───── Material zur Aufgabe

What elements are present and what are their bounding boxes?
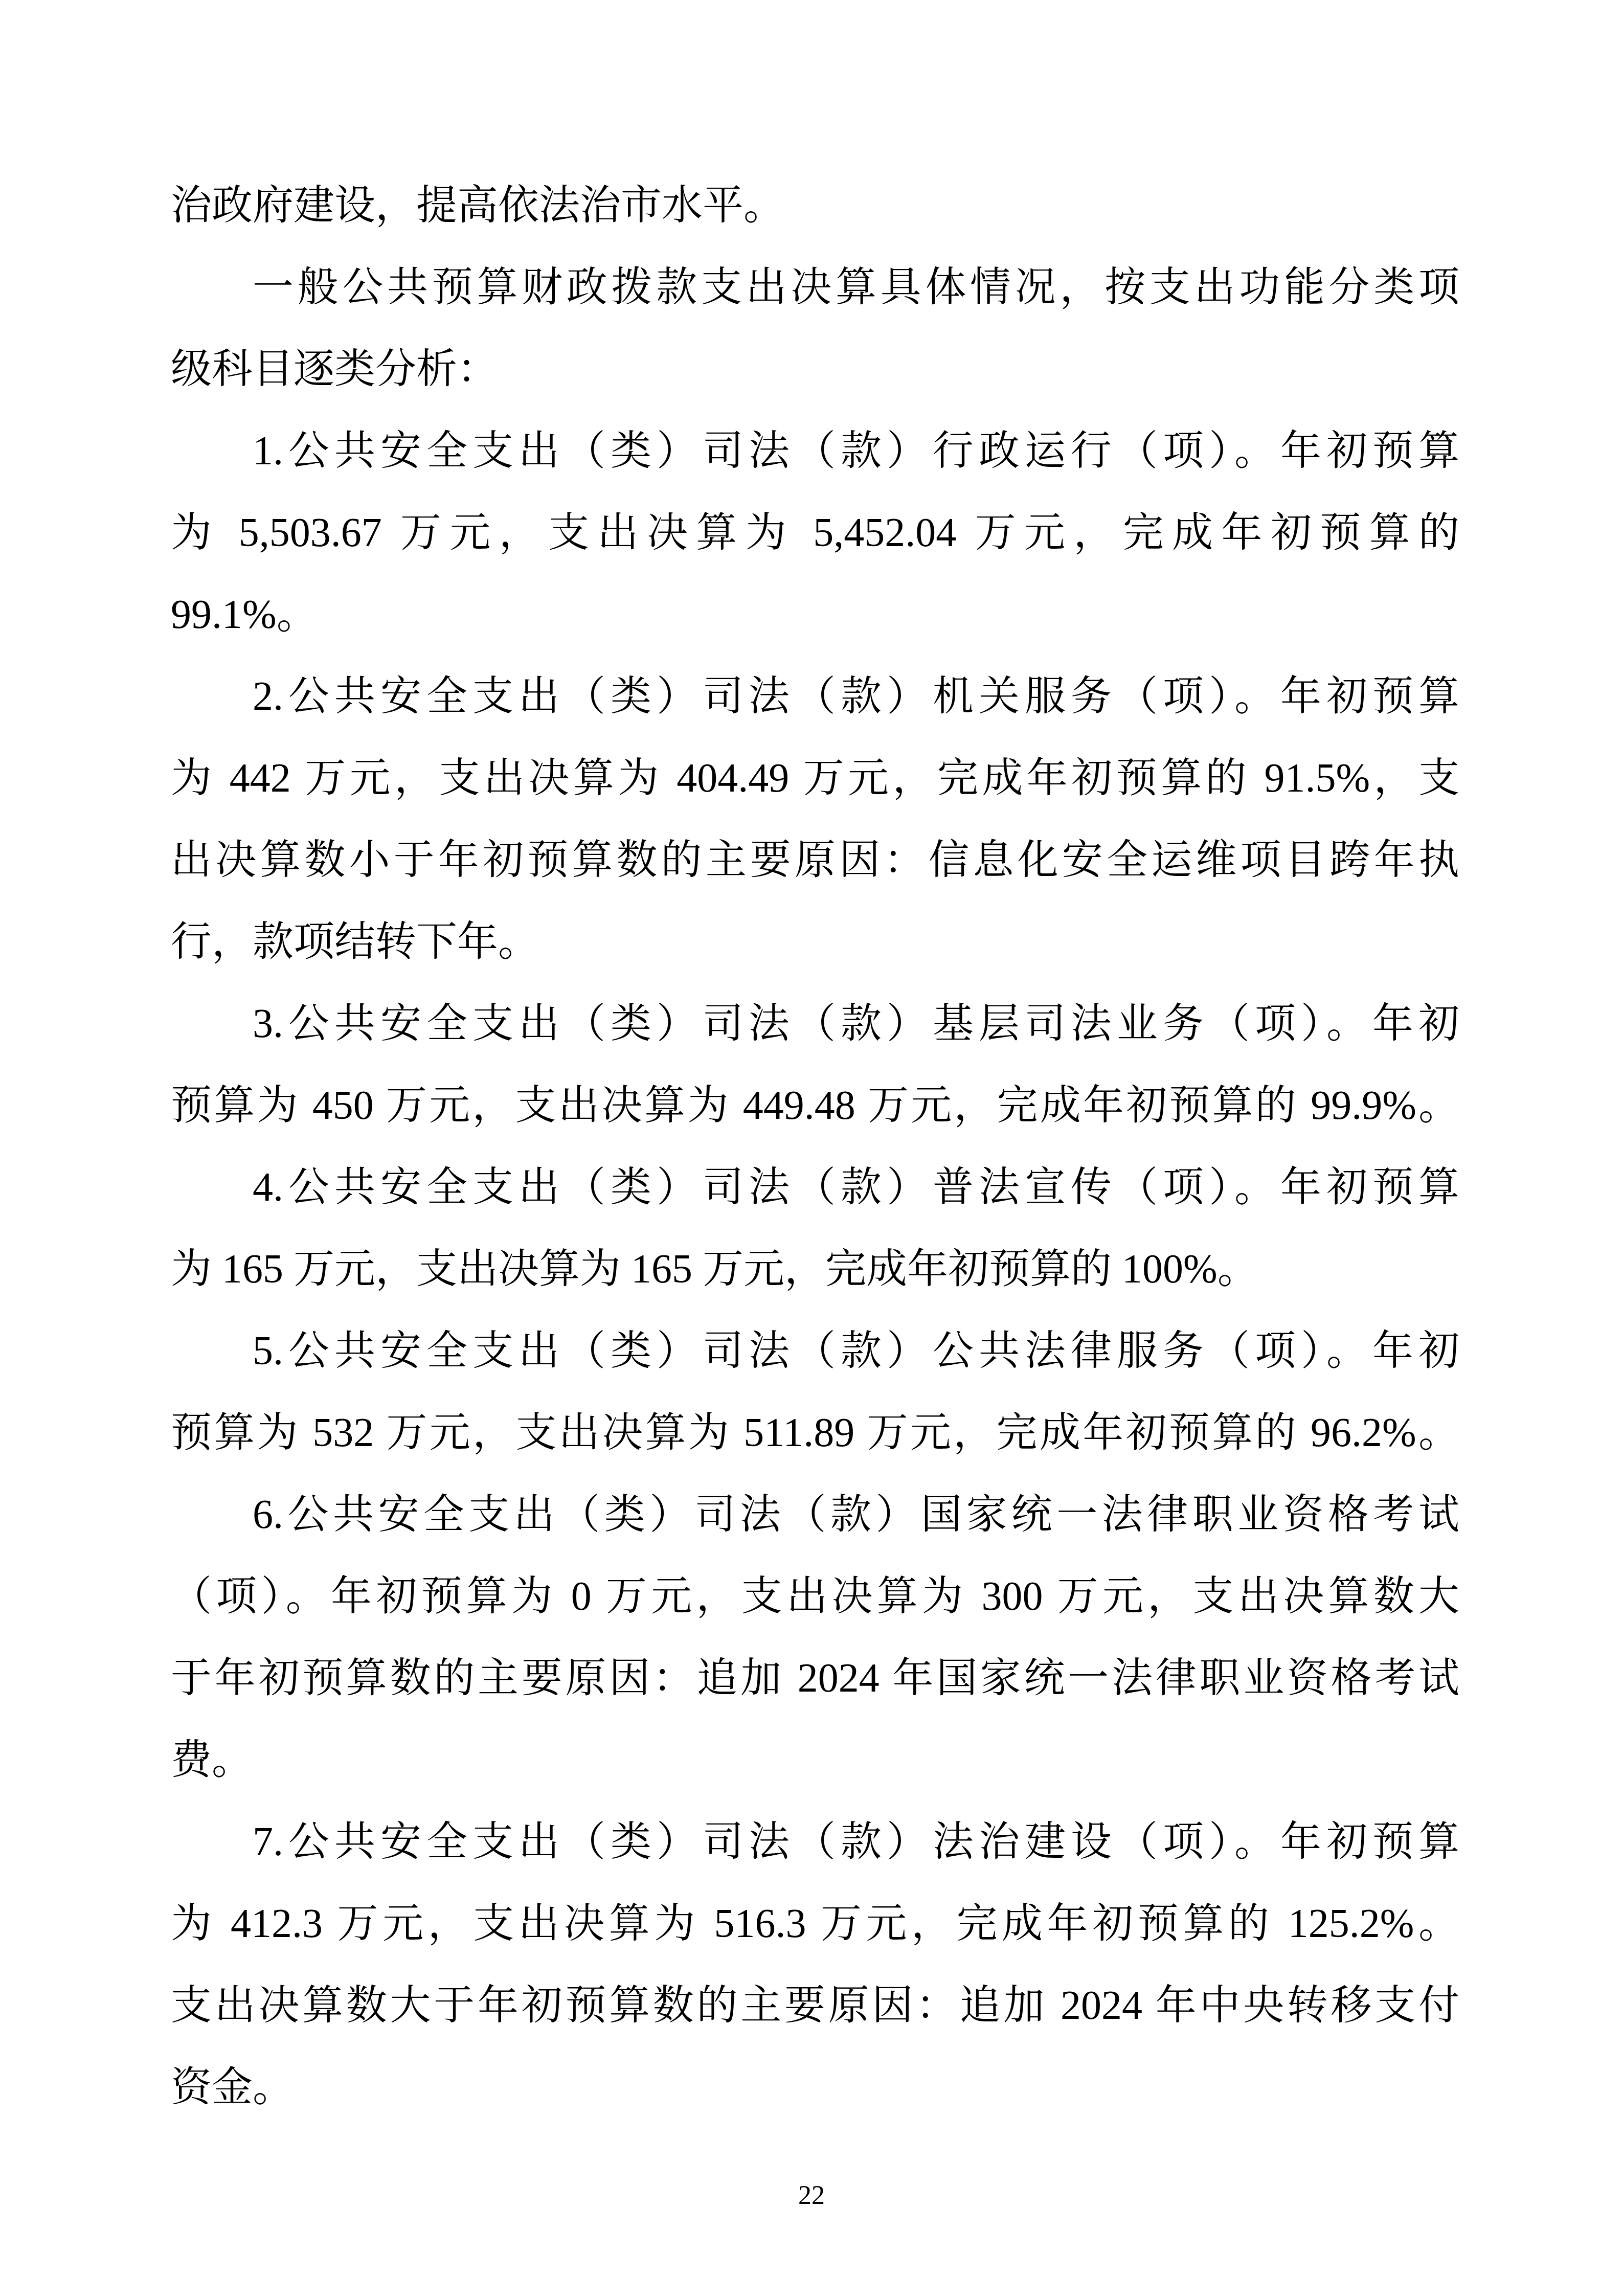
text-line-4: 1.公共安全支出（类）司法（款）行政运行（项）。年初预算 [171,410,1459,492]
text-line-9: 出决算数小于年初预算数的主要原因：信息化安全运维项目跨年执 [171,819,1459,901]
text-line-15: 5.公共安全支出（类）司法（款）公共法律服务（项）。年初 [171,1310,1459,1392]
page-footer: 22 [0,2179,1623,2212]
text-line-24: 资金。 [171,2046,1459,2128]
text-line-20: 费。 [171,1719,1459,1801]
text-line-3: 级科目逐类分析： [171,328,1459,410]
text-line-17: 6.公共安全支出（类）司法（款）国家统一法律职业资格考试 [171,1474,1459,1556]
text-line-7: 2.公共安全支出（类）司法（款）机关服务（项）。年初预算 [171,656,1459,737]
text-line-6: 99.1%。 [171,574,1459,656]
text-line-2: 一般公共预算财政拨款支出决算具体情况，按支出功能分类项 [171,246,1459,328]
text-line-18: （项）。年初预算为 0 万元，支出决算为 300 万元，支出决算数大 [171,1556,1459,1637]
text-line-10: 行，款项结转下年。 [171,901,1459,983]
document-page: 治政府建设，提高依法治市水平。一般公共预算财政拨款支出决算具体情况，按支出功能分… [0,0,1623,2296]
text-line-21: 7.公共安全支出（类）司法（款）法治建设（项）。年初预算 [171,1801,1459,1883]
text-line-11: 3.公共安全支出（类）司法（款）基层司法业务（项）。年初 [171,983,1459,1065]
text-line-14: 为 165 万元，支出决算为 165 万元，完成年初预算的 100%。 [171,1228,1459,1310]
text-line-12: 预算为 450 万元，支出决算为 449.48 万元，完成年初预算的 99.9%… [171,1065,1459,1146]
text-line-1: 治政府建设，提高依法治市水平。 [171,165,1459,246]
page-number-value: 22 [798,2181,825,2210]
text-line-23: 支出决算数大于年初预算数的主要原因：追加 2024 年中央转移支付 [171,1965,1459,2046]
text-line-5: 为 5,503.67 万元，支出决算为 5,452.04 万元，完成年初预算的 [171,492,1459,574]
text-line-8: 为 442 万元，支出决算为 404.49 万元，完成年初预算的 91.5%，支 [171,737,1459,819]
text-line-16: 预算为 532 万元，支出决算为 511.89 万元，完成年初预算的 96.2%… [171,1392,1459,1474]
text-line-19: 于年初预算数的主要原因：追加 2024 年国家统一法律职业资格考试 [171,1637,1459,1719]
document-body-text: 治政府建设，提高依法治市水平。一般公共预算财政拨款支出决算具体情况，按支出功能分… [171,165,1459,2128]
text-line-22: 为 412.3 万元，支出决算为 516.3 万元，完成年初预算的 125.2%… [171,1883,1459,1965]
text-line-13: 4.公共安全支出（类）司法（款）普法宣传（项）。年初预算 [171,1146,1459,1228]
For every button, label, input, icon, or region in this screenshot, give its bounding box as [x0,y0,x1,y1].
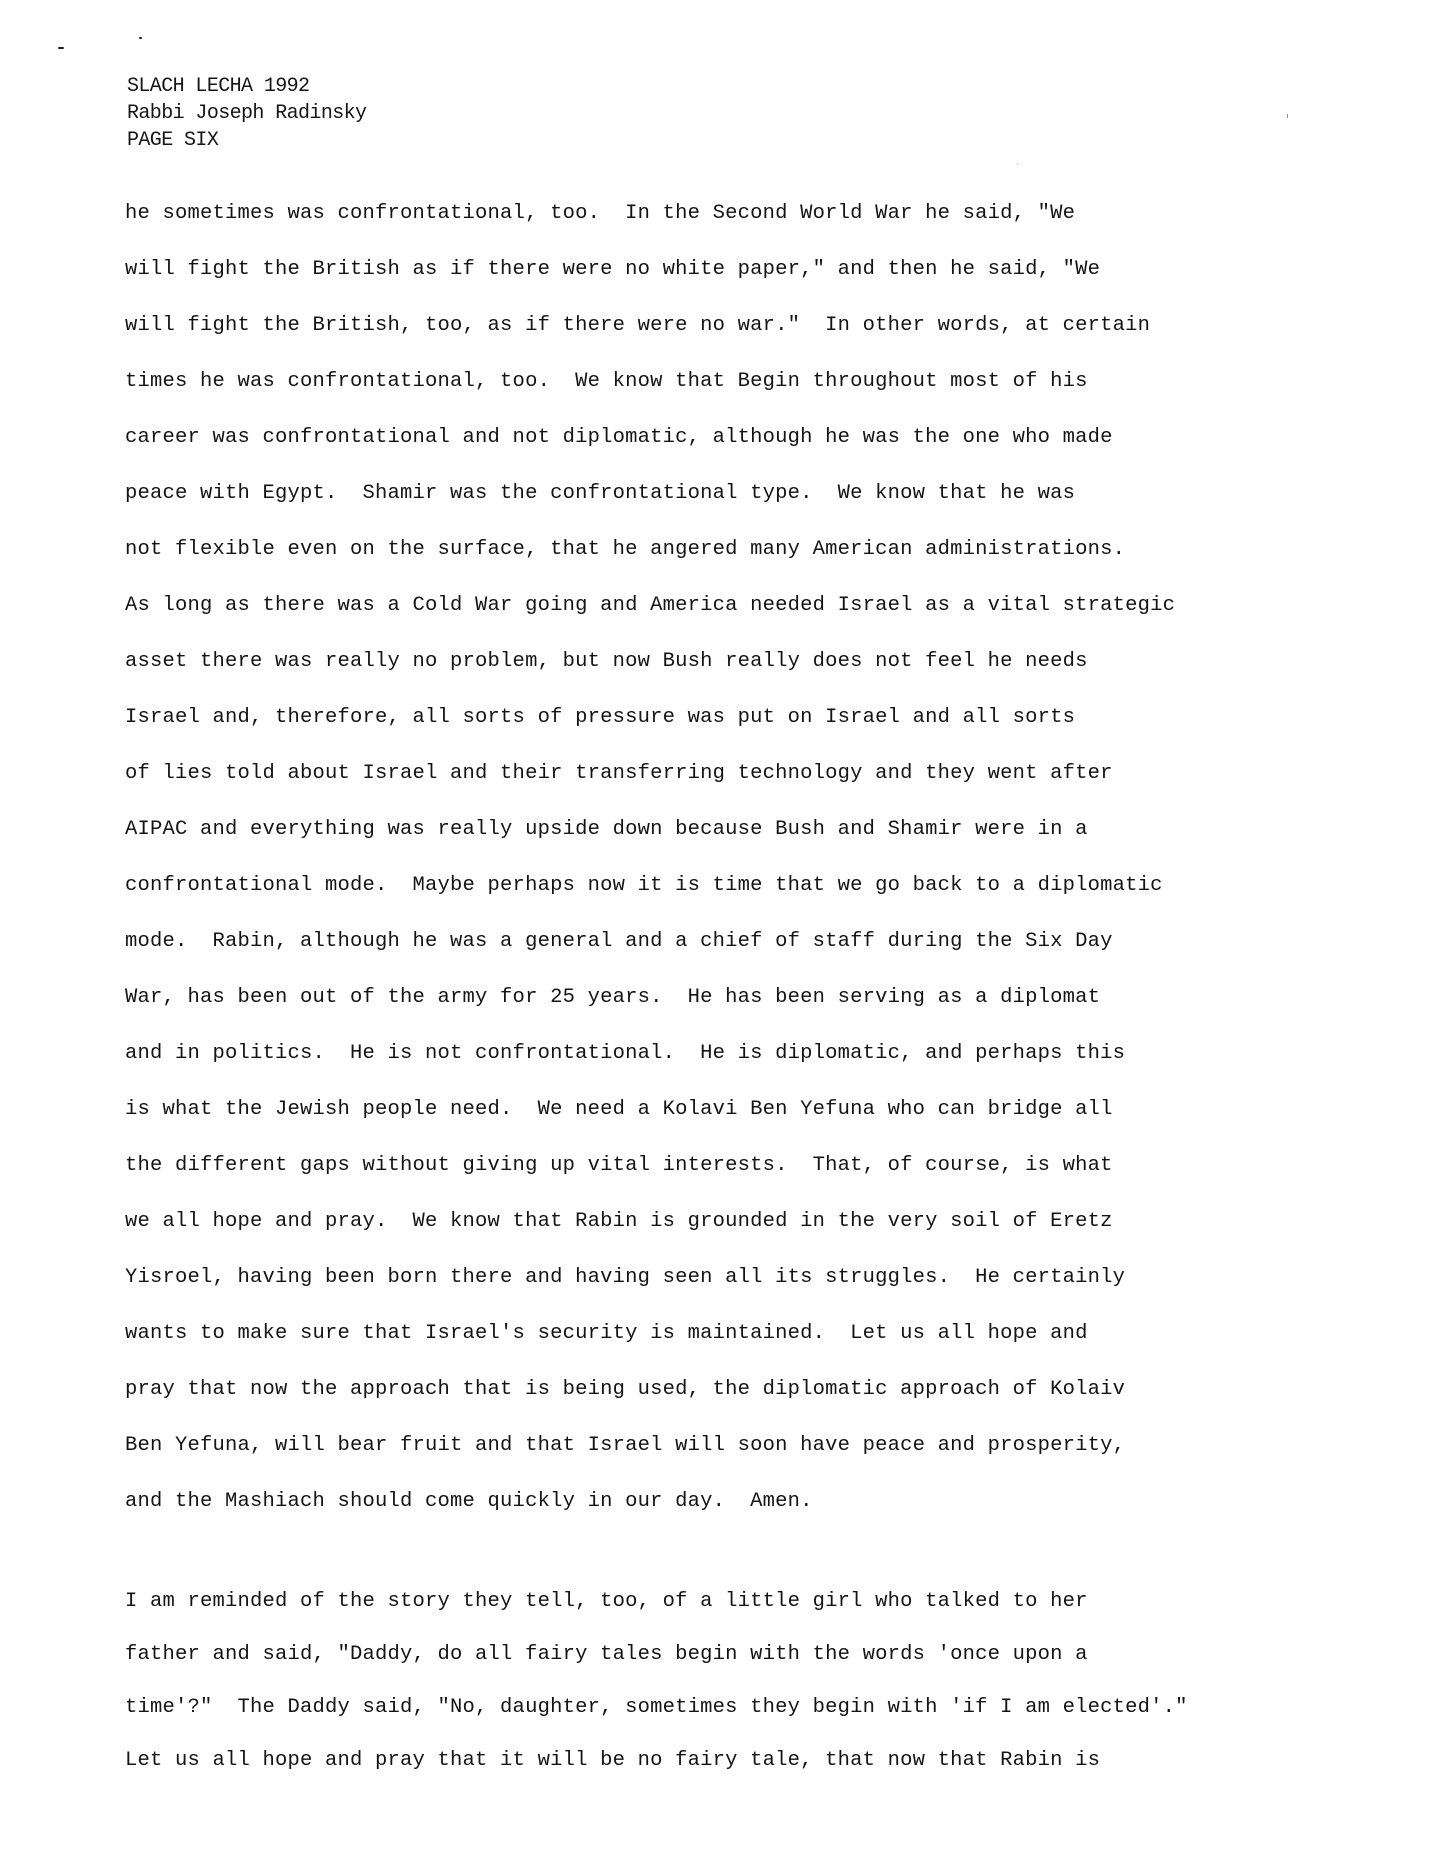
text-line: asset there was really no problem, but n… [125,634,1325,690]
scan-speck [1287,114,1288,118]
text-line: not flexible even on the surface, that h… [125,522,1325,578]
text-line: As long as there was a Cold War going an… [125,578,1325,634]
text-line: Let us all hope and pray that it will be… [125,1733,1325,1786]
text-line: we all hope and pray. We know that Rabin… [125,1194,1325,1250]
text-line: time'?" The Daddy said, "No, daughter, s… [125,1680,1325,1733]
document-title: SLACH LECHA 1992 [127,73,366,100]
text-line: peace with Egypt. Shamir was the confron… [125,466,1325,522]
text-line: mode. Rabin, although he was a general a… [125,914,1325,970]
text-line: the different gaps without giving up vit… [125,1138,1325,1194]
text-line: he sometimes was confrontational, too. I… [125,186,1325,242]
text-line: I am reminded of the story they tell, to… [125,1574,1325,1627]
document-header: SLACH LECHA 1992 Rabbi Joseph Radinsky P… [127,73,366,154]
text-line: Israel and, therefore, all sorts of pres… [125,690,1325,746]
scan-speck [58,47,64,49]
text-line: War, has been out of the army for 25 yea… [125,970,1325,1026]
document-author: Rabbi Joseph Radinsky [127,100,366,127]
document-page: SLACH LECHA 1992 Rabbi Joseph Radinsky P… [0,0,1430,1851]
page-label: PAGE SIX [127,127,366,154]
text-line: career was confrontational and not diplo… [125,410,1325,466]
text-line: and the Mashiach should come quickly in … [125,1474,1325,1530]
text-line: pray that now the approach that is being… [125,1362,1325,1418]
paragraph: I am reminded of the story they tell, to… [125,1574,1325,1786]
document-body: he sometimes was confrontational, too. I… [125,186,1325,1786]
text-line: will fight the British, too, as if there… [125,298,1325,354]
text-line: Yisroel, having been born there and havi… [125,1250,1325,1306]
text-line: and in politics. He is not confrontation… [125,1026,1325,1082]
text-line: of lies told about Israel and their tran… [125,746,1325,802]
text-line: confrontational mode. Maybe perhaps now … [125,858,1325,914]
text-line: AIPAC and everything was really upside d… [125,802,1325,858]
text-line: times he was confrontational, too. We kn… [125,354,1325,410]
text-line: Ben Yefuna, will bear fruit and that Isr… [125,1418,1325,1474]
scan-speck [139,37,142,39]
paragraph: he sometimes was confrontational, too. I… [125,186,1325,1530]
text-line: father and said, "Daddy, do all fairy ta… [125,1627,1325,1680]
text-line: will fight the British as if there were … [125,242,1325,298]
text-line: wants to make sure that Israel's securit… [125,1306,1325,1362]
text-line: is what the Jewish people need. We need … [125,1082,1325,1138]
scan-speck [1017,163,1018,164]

──────────

**Deine Aufgabe:** Gib an, in wie vielen Zeilen der Auflistung die Zeichenfolge „SLACH“ vorkommt. Nenne nur die Zahl.

**Antwort:** 3